## WORK TO COMPLETE
Locate the string "hour" throughout the material and copy every line in which it occurs.

--------------------

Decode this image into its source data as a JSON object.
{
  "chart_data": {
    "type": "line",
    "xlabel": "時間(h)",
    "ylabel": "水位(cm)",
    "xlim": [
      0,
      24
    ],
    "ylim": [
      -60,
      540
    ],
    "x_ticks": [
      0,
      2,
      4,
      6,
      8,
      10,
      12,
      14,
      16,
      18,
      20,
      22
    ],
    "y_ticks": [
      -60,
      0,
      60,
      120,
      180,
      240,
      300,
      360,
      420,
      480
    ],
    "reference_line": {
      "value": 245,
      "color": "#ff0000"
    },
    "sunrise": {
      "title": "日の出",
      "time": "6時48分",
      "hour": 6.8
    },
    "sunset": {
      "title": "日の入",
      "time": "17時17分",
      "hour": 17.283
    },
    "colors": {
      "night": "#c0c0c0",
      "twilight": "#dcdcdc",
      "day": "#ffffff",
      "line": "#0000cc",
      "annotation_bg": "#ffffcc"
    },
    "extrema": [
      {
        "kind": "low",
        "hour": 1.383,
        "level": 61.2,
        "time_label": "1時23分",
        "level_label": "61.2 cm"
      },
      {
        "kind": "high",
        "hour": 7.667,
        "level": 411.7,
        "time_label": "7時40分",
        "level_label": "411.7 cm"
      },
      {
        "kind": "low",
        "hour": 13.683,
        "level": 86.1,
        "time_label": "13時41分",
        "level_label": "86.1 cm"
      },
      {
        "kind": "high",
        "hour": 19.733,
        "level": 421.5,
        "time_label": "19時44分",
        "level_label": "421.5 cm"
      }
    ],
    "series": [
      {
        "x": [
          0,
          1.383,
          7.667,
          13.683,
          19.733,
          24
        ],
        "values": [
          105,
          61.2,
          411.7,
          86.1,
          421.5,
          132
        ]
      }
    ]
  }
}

--------------------

## THE RESPONSE
      "hour": 6.8
      "hour": 17.283
        "hour": 1.383,
        "hour": 7.667,
        "hour": 13.683,
        "hour": 19.733,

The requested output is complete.